- **WRITTEN TASK**
Reproduce each line exactly.

— BEGIN DATA FOR THIS EXERCISE —

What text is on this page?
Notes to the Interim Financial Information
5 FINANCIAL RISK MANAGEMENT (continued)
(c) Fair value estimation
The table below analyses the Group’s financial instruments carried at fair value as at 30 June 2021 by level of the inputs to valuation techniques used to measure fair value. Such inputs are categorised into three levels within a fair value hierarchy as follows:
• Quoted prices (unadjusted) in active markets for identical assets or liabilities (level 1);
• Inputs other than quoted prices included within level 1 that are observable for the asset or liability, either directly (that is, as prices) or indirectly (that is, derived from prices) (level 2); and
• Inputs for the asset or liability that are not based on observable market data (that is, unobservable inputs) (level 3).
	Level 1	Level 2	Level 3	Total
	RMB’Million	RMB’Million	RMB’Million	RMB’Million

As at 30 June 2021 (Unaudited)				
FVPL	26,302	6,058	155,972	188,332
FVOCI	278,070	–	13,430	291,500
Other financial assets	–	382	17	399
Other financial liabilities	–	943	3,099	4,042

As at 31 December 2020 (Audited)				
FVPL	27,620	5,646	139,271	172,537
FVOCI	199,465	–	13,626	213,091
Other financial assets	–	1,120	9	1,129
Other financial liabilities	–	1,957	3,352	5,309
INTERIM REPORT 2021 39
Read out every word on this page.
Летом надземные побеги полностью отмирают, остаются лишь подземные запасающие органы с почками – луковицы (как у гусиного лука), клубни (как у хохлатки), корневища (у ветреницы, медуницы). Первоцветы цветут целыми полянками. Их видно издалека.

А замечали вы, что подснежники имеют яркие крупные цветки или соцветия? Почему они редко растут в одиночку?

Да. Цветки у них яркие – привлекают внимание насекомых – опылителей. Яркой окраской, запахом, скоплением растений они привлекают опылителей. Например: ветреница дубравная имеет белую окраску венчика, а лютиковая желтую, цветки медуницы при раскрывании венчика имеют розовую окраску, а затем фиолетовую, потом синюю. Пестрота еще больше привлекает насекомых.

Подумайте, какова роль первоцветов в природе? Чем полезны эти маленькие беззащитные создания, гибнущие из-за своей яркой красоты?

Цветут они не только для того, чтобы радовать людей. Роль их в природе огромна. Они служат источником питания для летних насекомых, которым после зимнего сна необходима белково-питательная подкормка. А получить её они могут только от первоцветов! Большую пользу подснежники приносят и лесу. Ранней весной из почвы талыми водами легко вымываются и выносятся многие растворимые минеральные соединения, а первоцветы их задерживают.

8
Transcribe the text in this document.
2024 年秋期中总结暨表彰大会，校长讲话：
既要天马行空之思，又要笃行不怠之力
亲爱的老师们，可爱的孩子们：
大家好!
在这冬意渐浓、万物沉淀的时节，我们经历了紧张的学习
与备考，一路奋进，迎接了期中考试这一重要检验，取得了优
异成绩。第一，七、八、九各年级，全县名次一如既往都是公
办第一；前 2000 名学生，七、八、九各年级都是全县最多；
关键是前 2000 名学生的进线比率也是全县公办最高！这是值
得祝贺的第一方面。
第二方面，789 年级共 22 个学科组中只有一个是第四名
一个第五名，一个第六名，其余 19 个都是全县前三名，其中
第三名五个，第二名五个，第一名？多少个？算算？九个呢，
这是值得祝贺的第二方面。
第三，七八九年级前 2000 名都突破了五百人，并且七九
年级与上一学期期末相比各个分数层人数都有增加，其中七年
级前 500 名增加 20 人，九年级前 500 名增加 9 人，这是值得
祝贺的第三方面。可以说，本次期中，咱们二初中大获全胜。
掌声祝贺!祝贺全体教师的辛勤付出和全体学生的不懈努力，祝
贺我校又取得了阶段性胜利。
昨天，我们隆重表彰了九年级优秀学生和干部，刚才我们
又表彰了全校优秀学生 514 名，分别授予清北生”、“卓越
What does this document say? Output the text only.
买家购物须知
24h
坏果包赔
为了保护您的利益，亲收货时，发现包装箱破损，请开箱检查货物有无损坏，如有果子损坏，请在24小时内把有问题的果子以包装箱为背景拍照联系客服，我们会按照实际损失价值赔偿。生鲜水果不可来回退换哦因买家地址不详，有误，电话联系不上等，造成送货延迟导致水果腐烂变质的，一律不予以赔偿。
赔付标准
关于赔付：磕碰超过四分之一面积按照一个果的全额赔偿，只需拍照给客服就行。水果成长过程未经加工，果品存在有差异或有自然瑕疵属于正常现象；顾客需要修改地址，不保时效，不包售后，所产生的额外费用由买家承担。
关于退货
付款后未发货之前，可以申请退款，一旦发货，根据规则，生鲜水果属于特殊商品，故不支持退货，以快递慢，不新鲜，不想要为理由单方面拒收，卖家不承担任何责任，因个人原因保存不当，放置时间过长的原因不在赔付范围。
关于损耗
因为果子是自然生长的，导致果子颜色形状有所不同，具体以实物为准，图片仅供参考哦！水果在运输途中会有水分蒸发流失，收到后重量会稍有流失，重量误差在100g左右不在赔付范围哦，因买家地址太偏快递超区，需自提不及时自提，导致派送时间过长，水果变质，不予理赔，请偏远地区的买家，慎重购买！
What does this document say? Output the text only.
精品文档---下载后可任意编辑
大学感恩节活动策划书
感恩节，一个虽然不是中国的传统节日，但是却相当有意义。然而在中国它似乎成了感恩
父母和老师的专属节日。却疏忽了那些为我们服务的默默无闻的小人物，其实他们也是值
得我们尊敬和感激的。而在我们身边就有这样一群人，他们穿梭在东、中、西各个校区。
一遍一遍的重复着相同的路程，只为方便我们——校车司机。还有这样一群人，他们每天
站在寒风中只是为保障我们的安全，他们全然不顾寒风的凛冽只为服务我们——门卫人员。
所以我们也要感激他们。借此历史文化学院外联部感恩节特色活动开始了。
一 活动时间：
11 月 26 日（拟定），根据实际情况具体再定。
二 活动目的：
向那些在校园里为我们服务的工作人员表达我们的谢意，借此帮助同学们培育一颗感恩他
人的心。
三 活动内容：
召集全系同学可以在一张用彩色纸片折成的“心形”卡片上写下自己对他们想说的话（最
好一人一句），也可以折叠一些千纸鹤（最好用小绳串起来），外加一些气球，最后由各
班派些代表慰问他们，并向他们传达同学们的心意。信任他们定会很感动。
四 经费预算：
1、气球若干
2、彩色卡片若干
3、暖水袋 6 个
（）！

— END DATA FOR THIS EXERCISE —

- **THE RESULT**
What text is on this page?
Notes to the Interim Financial Information
5 FINANCIAL RISK MANAGEMENT (continued)
(c) Fair value estimation
The table below analyses the Group’s financial instruments carried at fair value as at 30 June 2021 by level of the inputs to valuation techniques used to measure fair value. Such inputs are categorised into three levels within a fair value hierarchy as follows:
• Quoted prices (unadjusted) in active markets for identical assets or liabilities (level 1);
• Inputs other than quoted prices included within level 1 that are observable for the asset or liability, either directly (that is, as prices) or indirectly (that is, derived from prices) (level 2); and
• Inputs for the asset or liability that are not based on observable market data (that is, unobservable inputs) (level 3).
	Level 1	Level 2	Level 3	Total
	RMB’Million	RMB’Million	RMB’Million	RMB’Million

As at 30 June 2021 (Unaudited)				
FVPL	26,302	6,058	155,972	188,332
FVOCI	278,070	–	13,430	291,500
Other financial assets	–	382	17	399
Other financial liabilities	–	943	3,099	4,042

As at 31 December 2020 (Audited)				
FVPL	27,620	5,646	139,271	172,537
FVOCI	199,465	–	13,626	213,091
Other financial assets	–	1,120	9	1,129
Other financial liabilities	–	1,957	3,352	5,309
INTERIM REPORT 2021 39
Read out every word on this page.
Летом надземные побеги полностью отмирают, остаются лишь подземные запасающие органы с почками – луковицы (как у гусиного лука), клубни (как у хохлатки), корневища (у ветреницы, медуницы). Первоцветы цветут целыми полянками. Их видно издалека.

А замечали вы, что подснежники имеют яркие крупные цветки или соцветия? Почему они редко растут в одиночку?

Да. Цветки у них яркие – привлекают внимание насекомых – опылителей. Яркой окраской, запахом, скоплением растений они привлекают опылителей. Например: ветреница дубравная имеет белую окраску венчика, а лютиковая желтую, цветки медуницы при раскрывании венчика имеют розовую окраску, а затем фиолетовую, потом синюю. Пестрота еще больше привлекает насекомых.

Подумайте, какова роль первоцветов в природе? Чем полезны эти маленькие беззащитные создания, гибнущие из-за своей яркой красоты?

Цветут они не только для того, чтобы радовать людей. Роль их в природе огромна. Они служат источником питания для летних насекомых, которым после зимнего сна необходима белково-питательная подкормка. А получить её они могут только от первоцветов! Большую пользу подснежники приносят и лесу. Ранней весной из почвы талыми водами легко вымываются и выносятся многие растворимые минеральные соединения, а первоцветы их задерживают.

8
Transcribe the text in this document.
2024 年秋期中总结暨表彰大会，校长讲话：
既要天马行空之思，又要笃行不怠之力
亲爱的老师们，可爱的孩子们：
大家好!
在这冬意渐浓、万物沉淀的时节，我们经历了紧张的学习
与备考，一路奋进，迎接了期中考试这一重要检验，取得了优
异成绩。第一，七、八、九各年级，全县名次一如既往都是公
办第一；前 2000 名学生，七、八、九各年级都是全县最多；
关键是前 2000 名学生的进线比率也是全县公办最高！这是值
得祝贺的第一方面。
第二方面，789 年级共 22 个学科组中只有一个是第四名
一个第五名，一个第六名，其余 19 个都是全县前三名，其中
第三名五个，第二名五个，第一名？多少个？算算？九个呢，
这是值得祝贺的第二方面。
第三，七八九年级前 2000 名都突破了五百人，并且七九
年级与上一学期期末相比各个分数层人数都有增加，其中七年
级前 500 名增加 20 人，九年级前 500 名增加 9 人，这是值得
祝贺的第三方面。可以说，本次期中，咱们二初中大获全胜。
掌声祝贺!祝贺全体教师的辛勤付出和全体学生的不懈努力，祝
贺我校又取得了阶段性胜利。
昨天，我们隆重表彰了九年级优秀学生和干部，刚才我们
又表彰了全校优秀学生 514 名，分别授予清北生”、“卓越
What does this document say? Output the text only.
买家购物须知
24h
坏果包赔
为了保护您的利益，亲收货时，发现包装箱破损，请开箱检查货物有无损坏，如有果子损坏，请在24小时内把有问题的果子以包装箱为背景拍照联系客服，我们会按照实际损失价值赔偿。生鲜水果不可来回退换哦因买家地址不详，有误，电话联系不上等，造成送货延迟导致水果腐烂变质的，一律不予以赔偿。
赔付标准
关于赔付：磕碰超过四分之一面积按照一个果的全额赔偿，只需拍照给客服就行。水果成长过程未经加工，果品存在有差异或有自然瑕疵属于正常现象；顾客需要修改地址，不保时效，不包售后，所产生的额外费用由买家承担。
关于退货
付款后未发货之前，可以申请退款，一旦发货，根据规则，生鲜水果属于特殊商品，故不支持退货，以快递慢，不新鲜，不想要为理由单方面拒收，卖家不承担任何责任，因个人原因保存不当，放置时间过长的原因不在赔付范围。
关于损耗
因为果子是自然生长的，导致果子颜色形状有所不同，具体以实物为准，图片仅供参考哦！水果在运输途中会有水分蒸发流失，收到后重量会稍有流失，重量误差在100g左右不在赔付范围哦，因买家地址太偏快递超区，需自提不及时自提，导致派送时间过长，水果变质，不予理赔，请偏远地区的买家，慎重购买！
What does this document say? Output the text only.
精品文档---下载后可任意编辑
大学感恩节活动策划书
感恩节，一个虽然不是中国的传统节日，但是却相当有意义。然而在中国它似乎成了感恩
父母和老师的专属节日。却疏忽了那些为我们服务的默默无闻的小人物，其实他们也是值
得我们尊敬和感激的。而在我们身边就有这样一群人，他们穿梭在东、中、西各个校区。
一遍一遍的重复着相同的路程，只为方便我们——校车司机。还有这样一群人，他们每天
站在寒风中只是为保障我们的安全，他们全然不顾寒风的凛冽只为服务我们——门卫人员。
所以我们也要感激他们。借此历史文化学院外联部感恩节特色活动开始了。
一 活动时间：
11 月 26 日（拟定），根据实际情况具体再定。
二 活动目的：
向那些在校园里为我们服务的工作人员表达我们的谢意，借此帮助同学们培育一颗感恩他
人的心。
三 活动内容：
召集全系同学可以在一张用彩色纸片折成的“心形”卡片上写下自己对他们想说的话（最
好一人一句），也可以折叠一些千纸鹤（最好用小绳串起来），外加一些气球，最后由各
班派些代表慰问他们，并向他们传达同学们的心意。信任他们定会很感动。
四 经费预算：
1、气球若干
2、彩色卡片若干
3、暖水袋 6 个
（）！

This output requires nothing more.